#### Rows ####

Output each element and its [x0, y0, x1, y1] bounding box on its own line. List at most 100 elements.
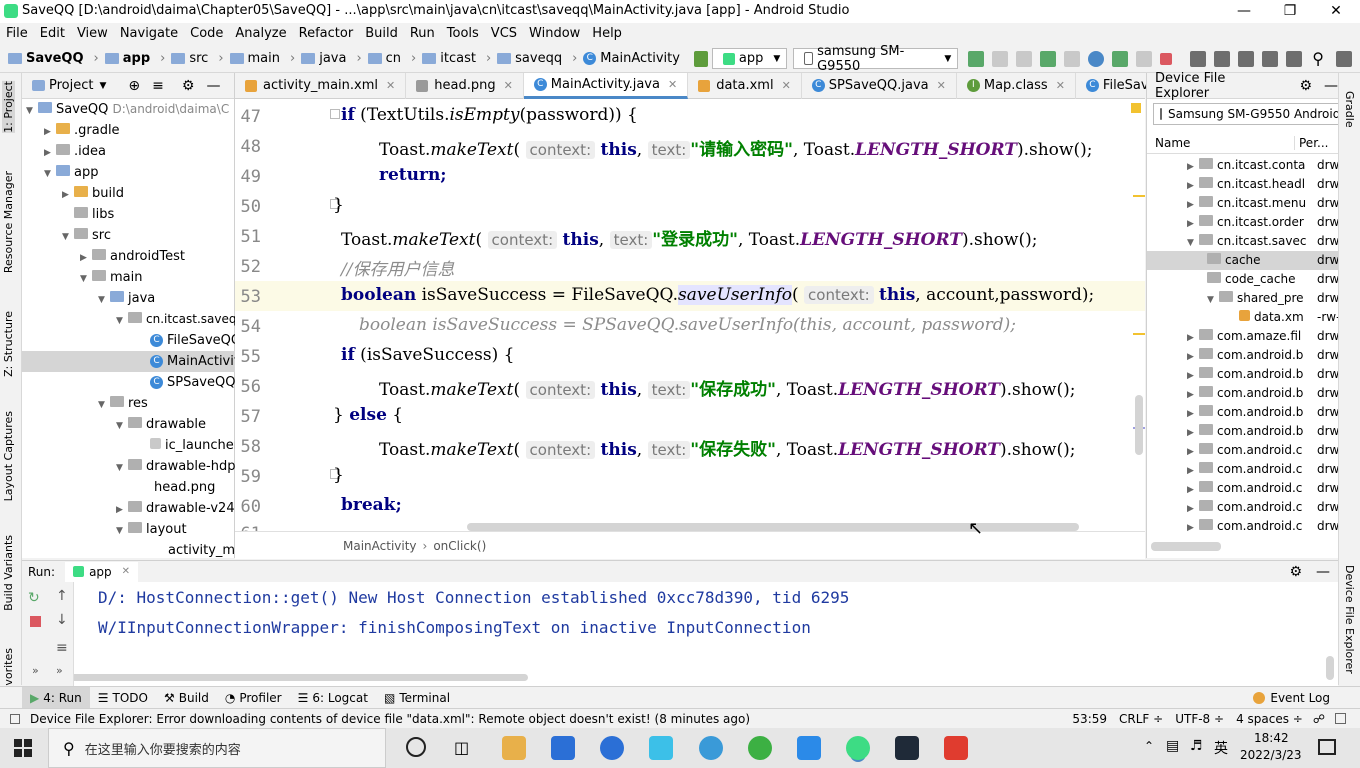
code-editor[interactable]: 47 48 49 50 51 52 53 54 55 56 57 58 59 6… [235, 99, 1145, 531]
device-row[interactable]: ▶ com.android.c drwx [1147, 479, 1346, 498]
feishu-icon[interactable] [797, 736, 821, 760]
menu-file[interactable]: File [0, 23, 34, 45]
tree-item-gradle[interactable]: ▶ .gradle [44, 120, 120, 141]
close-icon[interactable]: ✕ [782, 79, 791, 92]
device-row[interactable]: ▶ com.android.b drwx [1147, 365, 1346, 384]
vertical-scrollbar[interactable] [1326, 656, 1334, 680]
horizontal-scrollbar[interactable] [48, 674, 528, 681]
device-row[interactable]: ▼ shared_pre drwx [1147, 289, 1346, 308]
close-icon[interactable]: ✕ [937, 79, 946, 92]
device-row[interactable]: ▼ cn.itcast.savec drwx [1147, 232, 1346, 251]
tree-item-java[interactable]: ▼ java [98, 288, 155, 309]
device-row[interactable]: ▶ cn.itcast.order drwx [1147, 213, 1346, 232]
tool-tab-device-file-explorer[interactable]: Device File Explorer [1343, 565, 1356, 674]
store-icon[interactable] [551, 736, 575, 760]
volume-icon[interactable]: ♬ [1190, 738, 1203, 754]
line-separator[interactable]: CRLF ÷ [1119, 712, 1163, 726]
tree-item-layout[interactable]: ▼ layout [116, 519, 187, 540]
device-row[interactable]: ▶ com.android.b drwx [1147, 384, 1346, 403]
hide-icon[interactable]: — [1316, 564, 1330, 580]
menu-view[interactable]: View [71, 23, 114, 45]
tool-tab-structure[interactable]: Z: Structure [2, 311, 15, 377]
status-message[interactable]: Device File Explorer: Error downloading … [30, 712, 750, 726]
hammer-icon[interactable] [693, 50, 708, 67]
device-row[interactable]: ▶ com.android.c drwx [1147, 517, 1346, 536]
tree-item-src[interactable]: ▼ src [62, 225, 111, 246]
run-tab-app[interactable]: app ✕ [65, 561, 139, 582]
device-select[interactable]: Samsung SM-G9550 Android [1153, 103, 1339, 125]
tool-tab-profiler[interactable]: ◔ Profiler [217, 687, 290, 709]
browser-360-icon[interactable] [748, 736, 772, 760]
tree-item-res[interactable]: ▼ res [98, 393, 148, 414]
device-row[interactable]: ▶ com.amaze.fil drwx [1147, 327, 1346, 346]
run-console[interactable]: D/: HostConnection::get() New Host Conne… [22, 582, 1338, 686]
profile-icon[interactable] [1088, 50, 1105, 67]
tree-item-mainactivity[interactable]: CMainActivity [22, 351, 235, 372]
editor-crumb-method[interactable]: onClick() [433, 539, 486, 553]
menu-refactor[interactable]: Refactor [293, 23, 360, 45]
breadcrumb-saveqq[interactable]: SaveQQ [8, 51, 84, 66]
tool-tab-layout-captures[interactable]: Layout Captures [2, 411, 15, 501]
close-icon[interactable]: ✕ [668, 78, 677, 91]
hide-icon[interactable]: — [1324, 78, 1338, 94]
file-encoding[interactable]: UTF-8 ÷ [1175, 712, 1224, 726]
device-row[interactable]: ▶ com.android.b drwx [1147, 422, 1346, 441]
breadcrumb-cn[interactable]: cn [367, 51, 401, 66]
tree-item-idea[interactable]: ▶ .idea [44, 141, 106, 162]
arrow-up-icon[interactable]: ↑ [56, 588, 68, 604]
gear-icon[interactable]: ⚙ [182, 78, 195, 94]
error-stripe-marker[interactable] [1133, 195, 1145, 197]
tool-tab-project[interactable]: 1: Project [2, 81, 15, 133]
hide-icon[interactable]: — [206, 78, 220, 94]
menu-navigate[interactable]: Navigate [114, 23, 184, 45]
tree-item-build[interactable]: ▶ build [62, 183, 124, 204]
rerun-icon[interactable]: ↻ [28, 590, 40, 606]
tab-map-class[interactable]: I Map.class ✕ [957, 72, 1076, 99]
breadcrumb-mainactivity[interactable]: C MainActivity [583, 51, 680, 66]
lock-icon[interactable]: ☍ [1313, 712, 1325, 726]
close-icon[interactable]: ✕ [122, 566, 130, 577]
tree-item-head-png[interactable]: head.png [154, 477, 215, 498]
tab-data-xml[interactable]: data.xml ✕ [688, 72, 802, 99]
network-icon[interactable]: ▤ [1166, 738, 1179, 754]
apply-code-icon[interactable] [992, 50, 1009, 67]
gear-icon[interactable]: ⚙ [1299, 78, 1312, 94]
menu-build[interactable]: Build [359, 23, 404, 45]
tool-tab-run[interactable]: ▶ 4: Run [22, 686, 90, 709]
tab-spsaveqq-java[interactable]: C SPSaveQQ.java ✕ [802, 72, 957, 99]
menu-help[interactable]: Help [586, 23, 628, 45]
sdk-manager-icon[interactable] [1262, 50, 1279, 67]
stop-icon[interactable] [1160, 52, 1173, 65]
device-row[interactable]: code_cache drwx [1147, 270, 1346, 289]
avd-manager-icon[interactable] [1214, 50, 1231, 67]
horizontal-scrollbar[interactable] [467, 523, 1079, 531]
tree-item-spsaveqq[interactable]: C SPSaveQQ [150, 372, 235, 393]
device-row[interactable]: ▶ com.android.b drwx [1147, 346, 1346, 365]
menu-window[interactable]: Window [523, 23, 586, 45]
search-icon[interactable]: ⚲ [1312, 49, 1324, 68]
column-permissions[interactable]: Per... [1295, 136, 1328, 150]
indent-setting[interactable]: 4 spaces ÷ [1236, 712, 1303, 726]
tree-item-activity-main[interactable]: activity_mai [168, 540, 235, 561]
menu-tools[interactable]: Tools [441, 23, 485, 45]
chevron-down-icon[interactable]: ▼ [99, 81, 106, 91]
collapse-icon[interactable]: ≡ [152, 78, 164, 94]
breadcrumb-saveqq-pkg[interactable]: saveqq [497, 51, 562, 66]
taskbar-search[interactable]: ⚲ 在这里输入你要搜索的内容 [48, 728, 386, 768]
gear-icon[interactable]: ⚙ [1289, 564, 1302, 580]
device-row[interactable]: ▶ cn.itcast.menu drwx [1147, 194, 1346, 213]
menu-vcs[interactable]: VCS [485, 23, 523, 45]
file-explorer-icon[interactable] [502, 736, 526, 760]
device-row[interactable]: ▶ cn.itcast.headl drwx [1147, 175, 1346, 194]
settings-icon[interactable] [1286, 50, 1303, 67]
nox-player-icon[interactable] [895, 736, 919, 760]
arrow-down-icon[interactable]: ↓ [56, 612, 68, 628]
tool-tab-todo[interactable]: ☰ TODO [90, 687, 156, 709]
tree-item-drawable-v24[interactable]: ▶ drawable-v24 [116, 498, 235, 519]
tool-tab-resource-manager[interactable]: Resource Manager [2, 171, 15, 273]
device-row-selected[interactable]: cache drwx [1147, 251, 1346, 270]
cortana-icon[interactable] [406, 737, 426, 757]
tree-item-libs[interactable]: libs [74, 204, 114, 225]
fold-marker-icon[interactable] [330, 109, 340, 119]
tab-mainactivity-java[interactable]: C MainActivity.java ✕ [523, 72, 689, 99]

####

Rewrite all of the material above with every instance of "drwx" replaced by "directory" and nothing else altered. Leave the pictures out of your answer.

Output each element and its [x0, y0, x1, y1] bounding box on its own line. List at most 100 elements.
code-editor[interactable]: 47 48 49 50 51 52 53 54 55 56 57 58 59 6… [235, 99, 1145, 531]
device-row[interactable]: ▶ com.android.c directory [1147, 479, 1346, 498]
feishu-icon[interactable] [797, 736, 821, 760]
menu-file[interactable]: File [0, 23, 34, 45]
tree-item-gradle[interactable]: ▶ .gradle [44, 120, 120, 141]
close-icon[interactable]: ✕ [782, 79, 791, 92]
device-row[interactable]: ▶ com.android.b directory [1147, 365, 1346, 384]
vertical-scrollbar[interactable] [1326, 656, 1334, 680]
horizontal-scrollbar[interactable] [48, 674, 528, 681]
device-row[interactable]: ▼ shared_pre directory [1147, 289, 1346, 308]
close-icon[interactable]: ✕ [937, 79, 946, 92]
device-row[interactable]: ▼ cn.itcast.savec directory [1147, 232, 1346, 251]
tree-item-java[interactable]: ▼ java [98, 288, 155, 309]
device-row[interactable]: ▶ cn.itcast.order directory [1147, 213, 1346, 232]
tool-tab-device-file-explorer[interactable]: Device File Explorer [1343, 565, 1356, 674]
store-icon[interactable] [551, 736, 575, 760]
volume-icon[interactable]: ♬ [1190, 738, 1203, 754]
line-separator[interactable]: CRLF ÷ [1119, 712, 1163, 726]
tree-item-layout[interactable]: ▼ layout [116, 519, 187, 540]
device-row[interactable]: ▶ com.android.b directory [1147, 384, 1346, 403]
hide-icon[interactable]: — [1316, 564, 1330, 580]
menu-view[interactable]: View [71, 23, 114, 45]
tool-tab-structure[interactable]: Z: Structure [2, 311, 15, 377]
status-message[interactable]: Device File Explorer: Error downloading … [30, 712, 750, 726]
hammer-icon[interactable] [693, 50, 708, 67]
device-row[interactable]: ▶ com.android.c directory [1147, 517, 1346, 536]
tree-item-src[interactable]: ▼ src [62, 225, 111, 246]
run-tab-app[interactable]: app ✕ [65, 561, 139, 582]
device-select[interactable]: Samsung SM-G9550 Android [1153, 103, 1339, 125]
tool-tab-profiler[interactable]: ◔ Profiler [217, 687, 290, 709]
browser-360-icon[interactable] [748, 736, 772, 760]
tree-item-res[interactable]: ▼ res [98, 393, 148, 414]
device-row[interactable]: ▶ com.amaze.fil directory [1147, 327, 1346, 346]
run-console[interactable]: D/: HostConnection::get() New Host Conne… [22, 582, 1338, 686]
profile-icon[interactable] [1088, 50, 1105, 67]
tree-item-mainactivity[interactable]: CMainActivity [22, 351, 235, 372]
editor-crumb-method[interactable]: onClick() [433, 539, 486, 553]
menu-refactor[interactable]: Refactor [293, 23, 360, 45]
breadcrumb-saveqq[interactable]: SaveQQ [8, 51, 84, 66]
tool-tab-layout-captures[interactable]: Layout Captures [2, 411, 15, 501]
close-icon[interactable]: ✕ [668, 78, 677, 91]
hide-icon[interactable]: — [1324, 78, 1338, 94]
file-encoding[interactable]: UTF-8 ÷ [1175, 712, 1224, 726]
device-row[interactable]: ▶ com.android.b directory [1147, 422, 1346, 441]
breadcrumb-cn[interactable]: cn [367, 51, 401, 66]
tree-item-idea[interactable]: ▶ .idea [44, 141, 106, 162]
arrow-up-icon[interactable]: ↑ [56, 588, 68, 604]
gear-icon[interactable]: ⚙ [182, 78, 195, 94]
error-stripe-marker[interactable] [1133, 195, 1145, 197]
tool-tab-project[interactable]: 1: Project [2, 81, 15, 133]
hide-icon[interactable]: — [206, 78, 220, 94]
menu-navigate[interactable]: Navigate [114, 23, 184, 45]
tree-item-build[interactable]: ▶ build [62, 183, 124, 204]
rerun-icon[interactable]: ↻ [28, 590, 40, 606]
tab-map-class[interactable]: I Map.class ✕ [957, 72, 1076, 99]
breadcrumb-mainactivity[interactable]: C MainActivity [583, 51, 680, 66]
lock-icon[interactable]: ☍ [1313, 712, 1325, 726]
close-icon[interactable]: ✕ [122, 566, 130, 577]
tree-item-head-png[interactable]: head.png [154, 477, 215, 498]
tab-data-xml[interactable]: data.xml ✕ [688, 72, 802, 99]
network-icon[interactable]: ▤ [1166, 738, 1179, 754]
apply-code-icon[interactable] [992, 50, 1009, 67]
gear-icon[interactable]: ⚙ [1299, 78, 1312, 94]
menu-build[interactable]: Build [359, 23, 404, 45]
tool-tab-run[interactable]: ▶ 4: Run [22, 686, 90, 709]
tab-spsaveqq-java[interactable]: C SPSaveQQ.java ✕ [802, 72, 957, 99]
menu-help[interactable]: Help [586, 23, 628, 45]
sdk-manager-icon[interactable] [1262, 50, 1279, 67]
stop-icon[interactable] [1160, 52, 1173, 65]
device-row[interactable]: code_cache directory [1147, 270, 1346, 289]
avd-manager-icon[interactable] [1214, 50, 1231, 67]
horizontal-scrollbar[interactable] [467, 523, 1079, 531]
tree-item-spsaveqq[interactable]: C SPSaveQQ [150, 372, 235, 393]
device-row[interactable]: ▶ com.android.b directory [1147, 346, 1346, 365]
menu-window[interactable]: Window [523, 23, 586, 45]
search-icon[interactable]: ⚲ [1312, 49, 1324, 68]
column-permissions[interactable]: Per... [1295, 136, 1328, 150]
indent-setting[interactable]: 4 spaces ÷ [1236, 712, 1303, 726]
tree-item-activity-main[interactable]: activity_mai [168, 540, 235, 561]
menu-tools[interactable]: Tools [441, 23, 485, 45]
chevron-down-icon[interactable]: ▼ [99, 81, 106, 91]
collapse-icon[interactable]: ≡ [152, 78, 164, 94]
breadcrumb-saveqq-pkg[interactable]: saveqq [497, 51, 562, 66]
taskbar-search[interactable]: ⚲ 在这里输入你要搜索的内容 [48, 728, 386, 768]
gear-icon[interactable]: ⚙ [1289, 564, 1302, 580]
device-row[interactable]: ▶ cn.itcast.menu directory [1147, 194, 1346, 213]
menu-vcs[interactable]: VCS [485, 23, 523, 45]
file-explorer-icon[interactable] [502, 736, 526, 760]
device-row[interactable]: ▶ cn.itcast.headl directory [1147, 175, 1346, 194]
settings-icon[interactable] [1286, 50, 1303, 67]
nox-player-icon[interactable] [895, 736, 919, 760]
arrow-down-icon[interactable]: ↓ [56, 612, 68, 628]
tool-tab-todo[interactable]: ☰ TODO [90, 687, 156, 709]
tree-item-drawable-v24[interactable]: ▶ drawable-v24 [116, 498, 235, 519]
tool-tab-resource-manager[interactable]: Resource Manager [2, 171, 15, 273]
device-row-selected[interactable]: cache directory [1147, 251, 1346, 270]
cortana-icon[interactable] [406, 737, 426, 757]
tree-item-libs[interactable]: libs [74, 204, 114, 225]
fold-marker-icon[interactable] [330, 109, 340, 119]
tab-mainactivity-java[interactable]: C MainActivity.java ✕ [523, 72, 689, 99]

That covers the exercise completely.